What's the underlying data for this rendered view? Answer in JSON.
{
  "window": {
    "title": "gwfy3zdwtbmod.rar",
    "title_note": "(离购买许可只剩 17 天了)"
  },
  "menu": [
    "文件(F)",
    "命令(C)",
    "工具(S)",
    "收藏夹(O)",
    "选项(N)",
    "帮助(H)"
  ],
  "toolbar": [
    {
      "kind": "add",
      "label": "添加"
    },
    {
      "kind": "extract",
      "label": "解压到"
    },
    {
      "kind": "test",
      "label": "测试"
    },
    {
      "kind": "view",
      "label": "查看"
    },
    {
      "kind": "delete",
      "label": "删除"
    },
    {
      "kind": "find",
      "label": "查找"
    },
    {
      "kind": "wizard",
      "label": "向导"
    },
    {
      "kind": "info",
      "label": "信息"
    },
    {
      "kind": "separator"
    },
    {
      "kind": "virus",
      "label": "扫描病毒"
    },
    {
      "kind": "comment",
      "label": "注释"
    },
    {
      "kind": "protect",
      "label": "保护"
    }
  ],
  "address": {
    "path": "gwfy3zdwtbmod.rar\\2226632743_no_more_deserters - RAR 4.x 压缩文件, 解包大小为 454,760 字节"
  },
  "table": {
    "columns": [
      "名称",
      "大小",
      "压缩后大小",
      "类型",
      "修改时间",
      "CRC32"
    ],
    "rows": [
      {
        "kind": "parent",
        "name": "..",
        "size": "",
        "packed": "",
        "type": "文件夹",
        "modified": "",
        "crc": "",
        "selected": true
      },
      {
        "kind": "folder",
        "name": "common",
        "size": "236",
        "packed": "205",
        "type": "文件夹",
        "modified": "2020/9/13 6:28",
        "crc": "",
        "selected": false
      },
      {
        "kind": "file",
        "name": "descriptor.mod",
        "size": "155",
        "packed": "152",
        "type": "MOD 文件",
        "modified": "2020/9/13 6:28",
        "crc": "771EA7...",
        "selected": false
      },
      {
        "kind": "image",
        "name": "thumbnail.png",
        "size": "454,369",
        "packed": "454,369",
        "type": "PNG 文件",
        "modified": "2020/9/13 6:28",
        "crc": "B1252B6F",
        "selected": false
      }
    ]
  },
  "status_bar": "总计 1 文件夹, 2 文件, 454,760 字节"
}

▶ [TASK DIRECTIONS]:
Could you return all lines from the records that include the word "name"?

▶ [YOUR SOLUTION]:
        "name": "..",
        "name": "common",
        "name": "descriptor.mod",
        "name": "thumbnail.png",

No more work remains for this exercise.